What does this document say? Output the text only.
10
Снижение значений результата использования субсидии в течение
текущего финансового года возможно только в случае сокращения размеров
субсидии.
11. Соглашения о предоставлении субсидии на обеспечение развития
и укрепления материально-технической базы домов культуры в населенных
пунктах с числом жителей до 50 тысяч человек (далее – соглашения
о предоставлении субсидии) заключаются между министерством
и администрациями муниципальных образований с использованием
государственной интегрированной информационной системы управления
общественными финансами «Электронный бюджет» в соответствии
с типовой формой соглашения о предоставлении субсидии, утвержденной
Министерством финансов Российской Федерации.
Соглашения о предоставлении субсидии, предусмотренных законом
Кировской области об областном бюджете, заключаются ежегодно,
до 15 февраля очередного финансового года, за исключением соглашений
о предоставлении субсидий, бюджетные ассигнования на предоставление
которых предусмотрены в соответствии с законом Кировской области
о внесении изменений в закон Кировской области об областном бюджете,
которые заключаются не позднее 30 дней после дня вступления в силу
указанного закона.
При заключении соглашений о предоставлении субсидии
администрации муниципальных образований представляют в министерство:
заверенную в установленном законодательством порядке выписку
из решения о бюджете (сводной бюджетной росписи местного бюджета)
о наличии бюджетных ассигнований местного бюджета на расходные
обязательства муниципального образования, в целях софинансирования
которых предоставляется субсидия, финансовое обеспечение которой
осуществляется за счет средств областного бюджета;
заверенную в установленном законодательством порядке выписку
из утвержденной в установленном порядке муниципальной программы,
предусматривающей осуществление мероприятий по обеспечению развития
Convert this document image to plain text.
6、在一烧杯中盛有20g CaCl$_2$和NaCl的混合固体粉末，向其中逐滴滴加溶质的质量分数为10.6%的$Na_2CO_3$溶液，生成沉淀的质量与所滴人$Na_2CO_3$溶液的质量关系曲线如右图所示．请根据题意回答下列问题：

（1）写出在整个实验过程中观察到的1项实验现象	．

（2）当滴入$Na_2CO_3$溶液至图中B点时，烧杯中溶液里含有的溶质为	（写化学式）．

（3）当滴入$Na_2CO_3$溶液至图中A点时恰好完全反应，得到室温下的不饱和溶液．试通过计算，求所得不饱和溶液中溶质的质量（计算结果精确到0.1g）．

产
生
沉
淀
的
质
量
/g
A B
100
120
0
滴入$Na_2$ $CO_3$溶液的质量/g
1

═══

◆ **GIVEN TASK**:
Everything from the line containing "Convert this document image to plain text." to the end of the records must be written out exactly; include both of those lines and no others.

◆ **SOLUTION**:
Convert this document image to plain text.
6、在一烧杯中盛有20g CaCl$_2$和NaCl的混合固体粉末，向其中逐滴滴加溶质的质量分数为10.6%的$Na_2CO_3$溶液，生成沉淀的质量与所滴人$Na_2CO_3$溶液的质量关系曲线如右图所示．请根据题意回答下列问题：

（1）写出在整个实验过程中观察到的1项实验现象	．

（2）当滴入$Na_2CO_3$溶液至图中B点时，烧杯中溶液里含有的溶质为	（写化学式）．

（3）当滴入$Na_2CO_3$溶液至图中A点时恰好完全反应，得到室温下的不饱和溶液．试通过计算，求所得不饱和溶液中溶质的质量（计算结果精确到0.1g）．

产
生
沉
淀
的
质
量
/g
A B
100
120
0
滴入$Na_2$ $CO_3$溶液的质量/g
1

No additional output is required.